Scan the records for the string "计算机信息管理"; copy each line where it occurs.
** start Records to use **
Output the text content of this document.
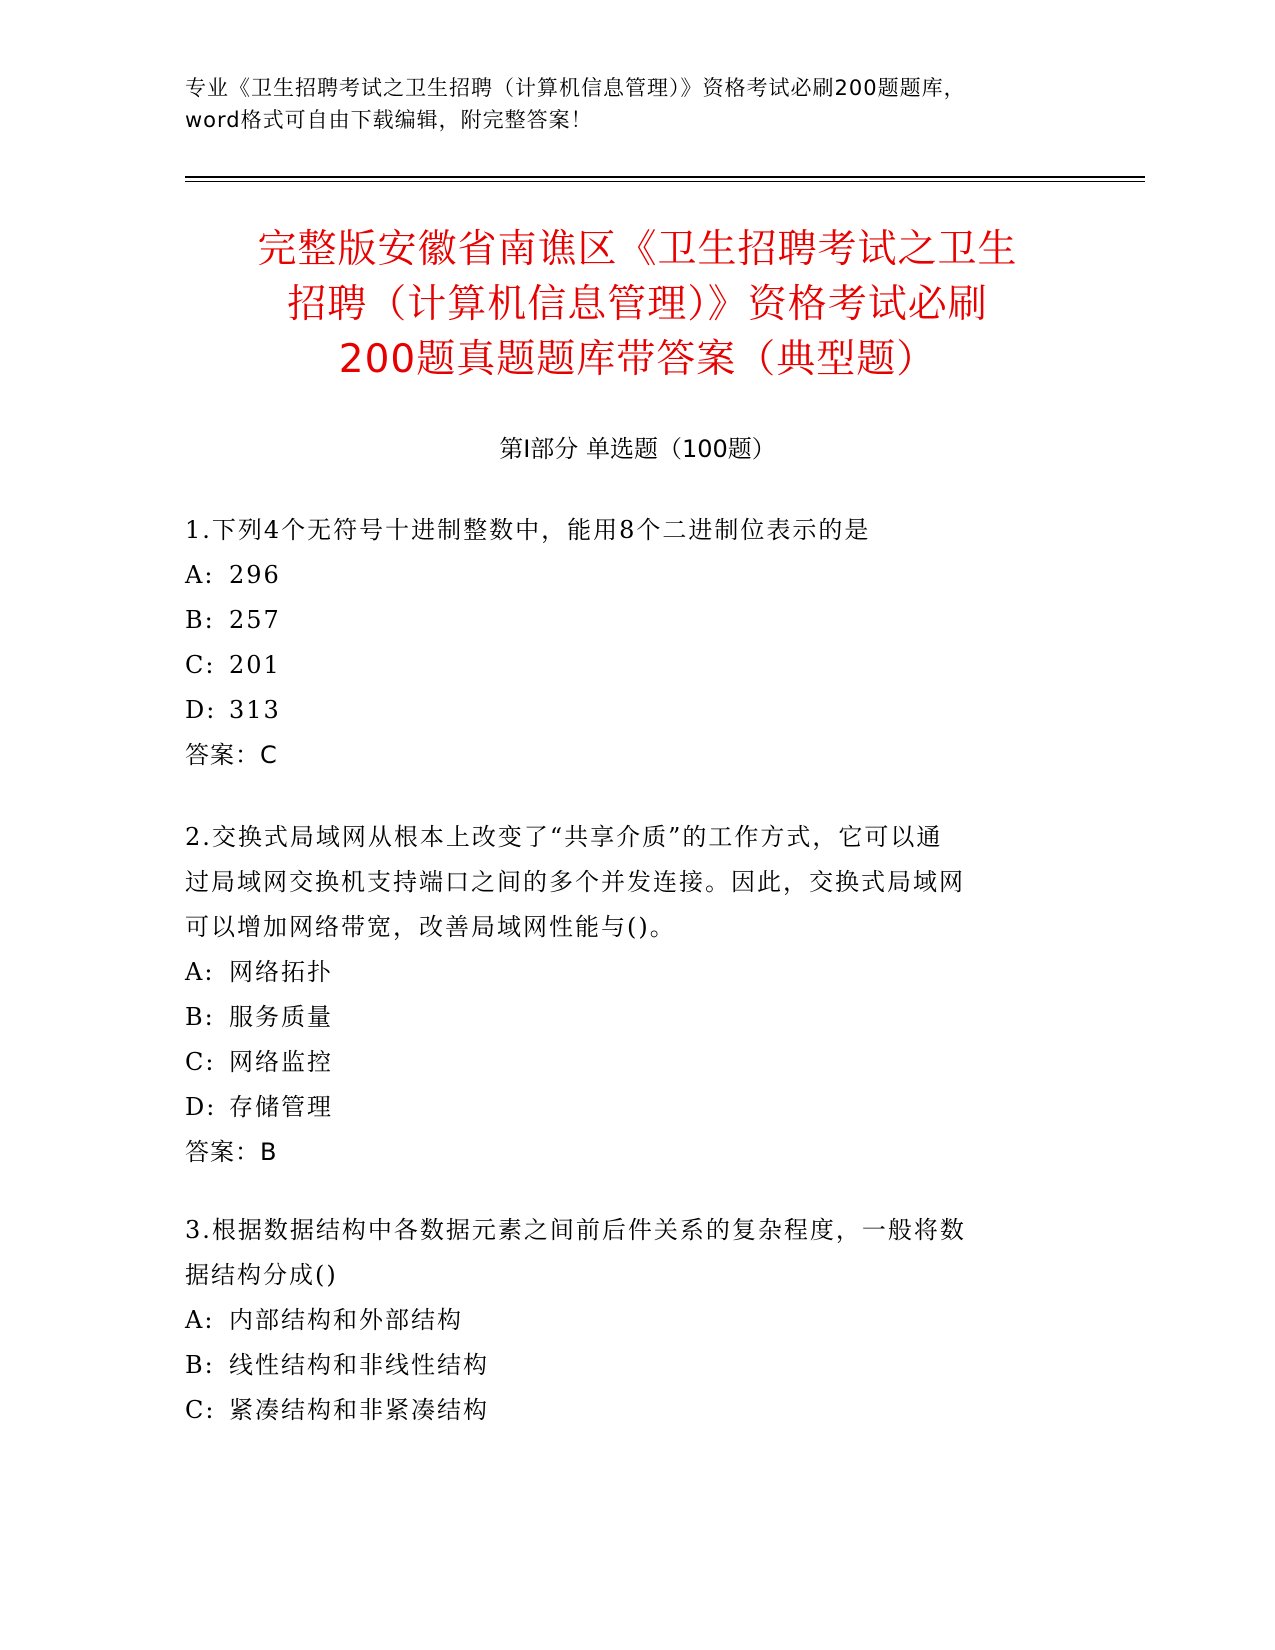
专业《卫生招聘考试之卫生招聘（计算机信息管理）》资格考试必刷200题题库，
word格式可自由下载编辑，附完整答案！
完整版安徽省南谯区《卫生招聘考试之卫生
招聘（计算机信息管理）》资格考试必刷
200题真题题库带答案（典型题）
第Ⅰ部分 单选题（100题）
1.下列4个无符号十进制整数中，能用8个二进制位表示的是
A: 296
B: 257
C: 201
D: 313
答案：C
2.交换式局域网从根本上改变了“共享介质”的工作方式，它可以通
过局域网交换机支持端口之间的多个并发连接。因此，交换式局域网
可以增加网络带宽，改善局域网性能与()。
A: 网络拓扑
B: 服务质量
C: 网络监控
D: 存储管理
答案：B
3.根据数据结构中各数据元素之间前后件关系的复杂程度，一般将数
据结构分成()
A: 内部结构和外部结构
B: 线性结构和非线性结构
C: 紧凑结构和非紧凑结构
** end Records to use **
* Full response:
专业《卫生招聘考试之卫生招聘（计算机信息管理）》资格考试必刷200题题库，
招聘（计算机信息管理）》资格考试必刷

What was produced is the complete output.